Go through the material and tally the lines containing the string "data". Give the total alone.
━━━━
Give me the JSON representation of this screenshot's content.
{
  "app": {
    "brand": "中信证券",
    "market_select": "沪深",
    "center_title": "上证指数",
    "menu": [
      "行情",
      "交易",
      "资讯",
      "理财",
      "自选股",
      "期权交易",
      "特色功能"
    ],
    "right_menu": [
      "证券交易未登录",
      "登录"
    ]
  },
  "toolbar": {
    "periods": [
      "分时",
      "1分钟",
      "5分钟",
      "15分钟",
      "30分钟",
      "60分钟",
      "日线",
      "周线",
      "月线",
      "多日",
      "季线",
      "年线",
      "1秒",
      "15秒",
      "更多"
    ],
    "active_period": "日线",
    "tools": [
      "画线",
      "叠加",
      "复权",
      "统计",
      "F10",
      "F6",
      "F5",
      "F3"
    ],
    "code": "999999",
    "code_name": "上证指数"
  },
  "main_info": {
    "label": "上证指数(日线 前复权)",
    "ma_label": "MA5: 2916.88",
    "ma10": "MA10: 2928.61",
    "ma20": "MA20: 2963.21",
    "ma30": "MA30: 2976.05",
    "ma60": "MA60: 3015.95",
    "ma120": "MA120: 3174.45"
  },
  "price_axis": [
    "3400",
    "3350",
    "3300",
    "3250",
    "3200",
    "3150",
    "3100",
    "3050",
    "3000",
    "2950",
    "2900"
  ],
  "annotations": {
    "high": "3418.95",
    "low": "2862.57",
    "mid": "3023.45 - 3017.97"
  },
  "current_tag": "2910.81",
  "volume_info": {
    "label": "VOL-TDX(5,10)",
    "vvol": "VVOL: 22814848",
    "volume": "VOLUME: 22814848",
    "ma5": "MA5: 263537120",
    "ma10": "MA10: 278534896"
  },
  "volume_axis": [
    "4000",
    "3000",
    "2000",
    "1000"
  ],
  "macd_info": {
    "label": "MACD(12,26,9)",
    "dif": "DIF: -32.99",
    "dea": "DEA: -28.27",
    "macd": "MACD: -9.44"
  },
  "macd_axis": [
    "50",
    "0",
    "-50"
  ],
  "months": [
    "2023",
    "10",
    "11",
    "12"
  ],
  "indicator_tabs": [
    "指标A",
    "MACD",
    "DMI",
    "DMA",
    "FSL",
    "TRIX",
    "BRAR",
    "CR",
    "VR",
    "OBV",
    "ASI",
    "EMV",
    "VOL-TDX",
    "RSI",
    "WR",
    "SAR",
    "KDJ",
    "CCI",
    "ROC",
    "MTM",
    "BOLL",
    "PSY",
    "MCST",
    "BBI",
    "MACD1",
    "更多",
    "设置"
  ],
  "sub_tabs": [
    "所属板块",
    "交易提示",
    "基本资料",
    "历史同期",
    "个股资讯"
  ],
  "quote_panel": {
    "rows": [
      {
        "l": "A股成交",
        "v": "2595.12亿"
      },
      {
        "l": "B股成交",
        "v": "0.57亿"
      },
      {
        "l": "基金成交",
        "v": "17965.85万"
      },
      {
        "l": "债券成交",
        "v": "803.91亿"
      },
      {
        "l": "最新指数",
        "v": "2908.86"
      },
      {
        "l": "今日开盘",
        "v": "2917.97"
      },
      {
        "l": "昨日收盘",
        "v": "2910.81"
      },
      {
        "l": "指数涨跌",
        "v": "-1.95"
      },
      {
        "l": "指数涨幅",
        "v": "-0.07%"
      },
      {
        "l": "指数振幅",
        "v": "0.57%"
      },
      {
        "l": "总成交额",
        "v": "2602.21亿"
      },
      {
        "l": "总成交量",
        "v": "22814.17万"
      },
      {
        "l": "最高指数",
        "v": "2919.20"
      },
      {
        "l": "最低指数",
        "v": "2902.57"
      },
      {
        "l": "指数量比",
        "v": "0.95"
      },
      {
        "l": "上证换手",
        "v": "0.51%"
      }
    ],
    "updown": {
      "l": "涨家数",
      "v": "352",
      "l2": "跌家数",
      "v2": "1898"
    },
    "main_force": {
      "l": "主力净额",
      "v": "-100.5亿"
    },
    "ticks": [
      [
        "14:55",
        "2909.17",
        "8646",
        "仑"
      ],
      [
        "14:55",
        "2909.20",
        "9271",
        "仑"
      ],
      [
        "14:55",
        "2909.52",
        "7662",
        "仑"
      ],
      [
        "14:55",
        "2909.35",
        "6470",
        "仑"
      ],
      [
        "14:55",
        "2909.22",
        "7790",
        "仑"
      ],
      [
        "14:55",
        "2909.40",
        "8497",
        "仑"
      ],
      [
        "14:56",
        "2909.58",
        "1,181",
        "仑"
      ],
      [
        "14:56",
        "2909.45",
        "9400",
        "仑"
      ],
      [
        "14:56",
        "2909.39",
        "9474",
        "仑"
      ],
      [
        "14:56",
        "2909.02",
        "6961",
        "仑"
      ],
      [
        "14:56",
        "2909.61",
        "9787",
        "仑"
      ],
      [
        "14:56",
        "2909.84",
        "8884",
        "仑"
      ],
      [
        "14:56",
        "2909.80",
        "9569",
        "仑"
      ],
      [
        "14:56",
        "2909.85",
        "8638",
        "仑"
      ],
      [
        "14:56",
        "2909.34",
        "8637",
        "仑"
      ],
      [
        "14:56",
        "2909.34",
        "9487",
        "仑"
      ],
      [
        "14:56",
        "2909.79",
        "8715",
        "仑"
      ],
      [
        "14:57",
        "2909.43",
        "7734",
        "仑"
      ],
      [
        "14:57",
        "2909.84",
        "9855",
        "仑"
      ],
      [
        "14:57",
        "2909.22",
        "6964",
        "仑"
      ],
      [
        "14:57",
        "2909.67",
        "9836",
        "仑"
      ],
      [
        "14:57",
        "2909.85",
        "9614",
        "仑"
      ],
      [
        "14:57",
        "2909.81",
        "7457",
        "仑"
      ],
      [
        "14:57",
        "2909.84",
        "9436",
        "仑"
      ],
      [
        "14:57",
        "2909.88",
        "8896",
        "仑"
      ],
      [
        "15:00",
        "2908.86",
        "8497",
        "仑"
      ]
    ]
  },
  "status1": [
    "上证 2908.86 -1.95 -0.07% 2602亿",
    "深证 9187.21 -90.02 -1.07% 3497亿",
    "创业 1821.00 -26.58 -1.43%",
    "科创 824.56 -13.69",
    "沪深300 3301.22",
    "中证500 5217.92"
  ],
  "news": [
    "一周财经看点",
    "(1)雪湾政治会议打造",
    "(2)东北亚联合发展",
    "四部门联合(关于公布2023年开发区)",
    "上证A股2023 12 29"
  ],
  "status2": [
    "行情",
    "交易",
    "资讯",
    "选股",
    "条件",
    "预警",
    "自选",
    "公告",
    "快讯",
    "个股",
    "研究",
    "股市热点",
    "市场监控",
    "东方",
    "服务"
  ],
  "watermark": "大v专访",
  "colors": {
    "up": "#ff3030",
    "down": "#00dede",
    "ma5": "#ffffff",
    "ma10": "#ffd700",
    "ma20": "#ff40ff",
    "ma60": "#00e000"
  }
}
━━━━
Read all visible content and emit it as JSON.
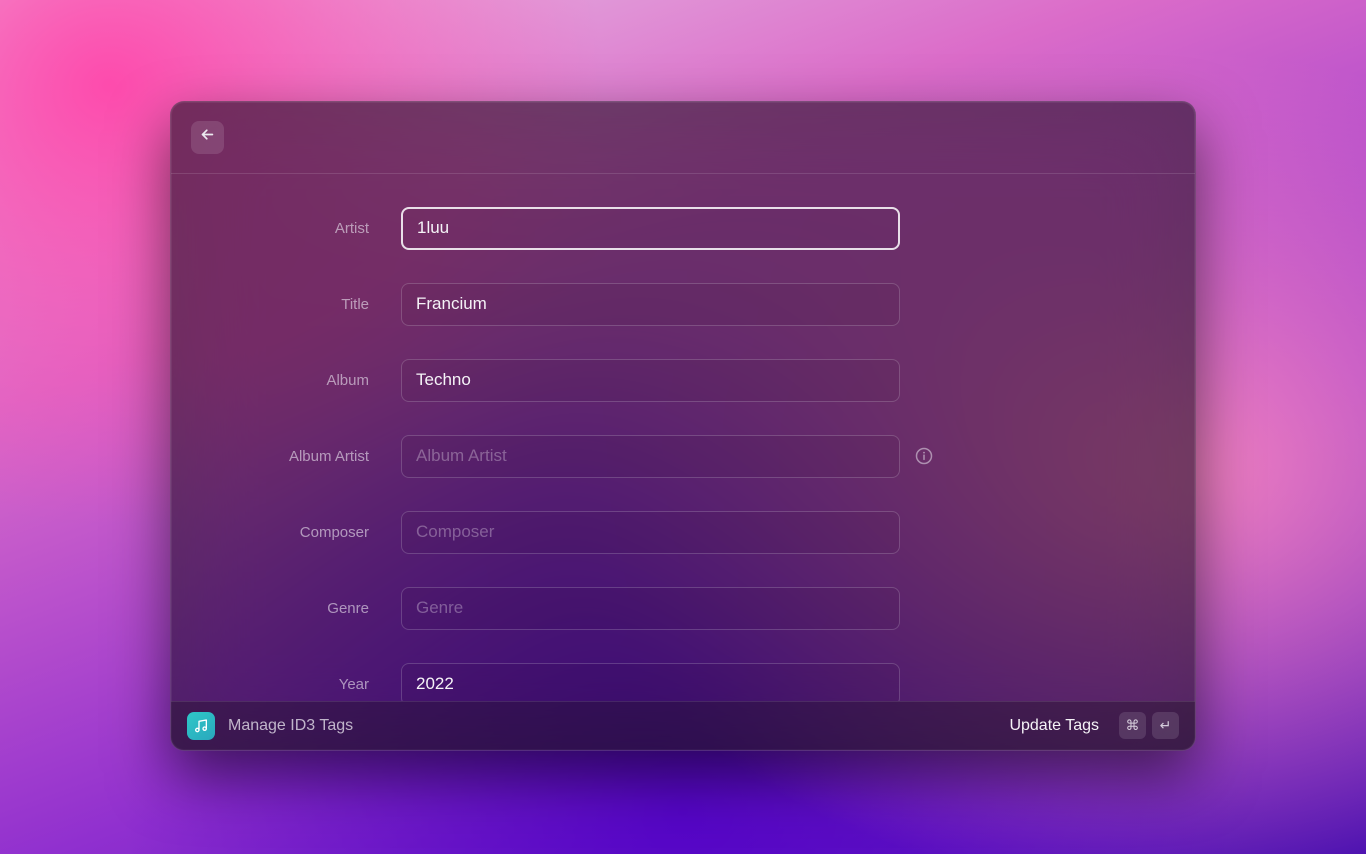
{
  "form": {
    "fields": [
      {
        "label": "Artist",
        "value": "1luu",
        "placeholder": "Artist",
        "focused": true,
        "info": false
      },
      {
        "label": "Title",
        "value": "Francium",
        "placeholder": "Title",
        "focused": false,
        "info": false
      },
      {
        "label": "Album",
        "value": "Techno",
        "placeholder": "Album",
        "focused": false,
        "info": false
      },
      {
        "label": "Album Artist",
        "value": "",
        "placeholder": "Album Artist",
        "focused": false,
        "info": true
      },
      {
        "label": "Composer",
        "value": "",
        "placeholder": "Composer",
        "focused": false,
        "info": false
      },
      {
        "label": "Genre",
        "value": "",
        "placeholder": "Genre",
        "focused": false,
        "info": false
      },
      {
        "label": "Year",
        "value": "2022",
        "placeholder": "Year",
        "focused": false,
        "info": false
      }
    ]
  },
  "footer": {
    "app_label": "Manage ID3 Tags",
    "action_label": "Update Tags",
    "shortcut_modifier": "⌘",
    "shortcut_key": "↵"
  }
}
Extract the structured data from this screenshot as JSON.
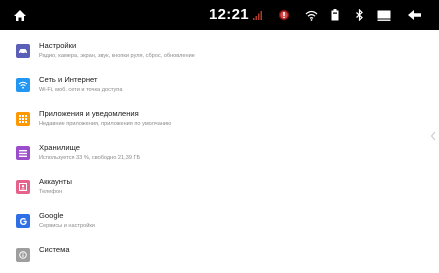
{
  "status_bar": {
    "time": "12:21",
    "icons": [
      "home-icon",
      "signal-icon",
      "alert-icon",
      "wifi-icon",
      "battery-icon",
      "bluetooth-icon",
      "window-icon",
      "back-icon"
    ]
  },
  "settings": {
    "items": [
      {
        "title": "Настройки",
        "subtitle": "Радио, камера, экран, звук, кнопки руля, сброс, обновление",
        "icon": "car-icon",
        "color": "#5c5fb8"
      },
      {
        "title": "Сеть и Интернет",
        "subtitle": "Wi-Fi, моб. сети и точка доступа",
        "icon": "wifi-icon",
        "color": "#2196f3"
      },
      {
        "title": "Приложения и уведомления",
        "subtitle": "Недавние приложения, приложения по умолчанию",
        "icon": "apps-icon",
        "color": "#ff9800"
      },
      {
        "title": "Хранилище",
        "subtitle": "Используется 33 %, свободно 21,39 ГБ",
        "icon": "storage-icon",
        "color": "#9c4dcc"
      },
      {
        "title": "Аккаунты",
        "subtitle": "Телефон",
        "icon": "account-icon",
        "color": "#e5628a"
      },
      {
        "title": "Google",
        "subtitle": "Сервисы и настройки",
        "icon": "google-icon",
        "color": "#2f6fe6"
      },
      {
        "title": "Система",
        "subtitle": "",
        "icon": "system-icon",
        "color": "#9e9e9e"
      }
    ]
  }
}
━━━━
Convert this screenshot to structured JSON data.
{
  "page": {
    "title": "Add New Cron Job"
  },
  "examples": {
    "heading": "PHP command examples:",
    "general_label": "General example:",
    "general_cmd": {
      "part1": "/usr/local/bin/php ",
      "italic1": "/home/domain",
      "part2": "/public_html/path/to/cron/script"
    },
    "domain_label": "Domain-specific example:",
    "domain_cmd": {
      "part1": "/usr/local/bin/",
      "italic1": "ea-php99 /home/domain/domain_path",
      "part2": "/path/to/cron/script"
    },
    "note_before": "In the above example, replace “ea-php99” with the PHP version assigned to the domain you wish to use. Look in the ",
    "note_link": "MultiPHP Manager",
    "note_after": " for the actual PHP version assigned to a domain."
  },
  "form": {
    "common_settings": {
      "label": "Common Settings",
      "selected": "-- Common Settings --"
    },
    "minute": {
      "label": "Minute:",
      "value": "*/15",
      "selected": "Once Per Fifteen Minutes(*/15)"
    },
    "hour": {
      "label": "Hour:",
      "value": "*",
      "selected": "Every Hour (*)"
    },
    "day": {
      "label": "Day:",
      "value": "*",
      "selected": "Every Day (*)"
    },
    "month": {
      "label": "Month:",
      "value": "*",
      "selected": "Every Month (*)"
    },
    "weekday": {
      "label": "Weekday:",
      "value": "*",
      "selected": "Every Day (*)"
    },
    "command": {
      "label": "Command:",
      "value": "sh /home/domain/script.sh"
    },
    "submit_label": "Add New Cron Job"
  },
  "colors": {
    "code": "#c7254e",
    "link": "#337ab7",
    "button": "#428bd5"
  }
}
━━━━
■ **ANSWER FOR THE TASK**: 2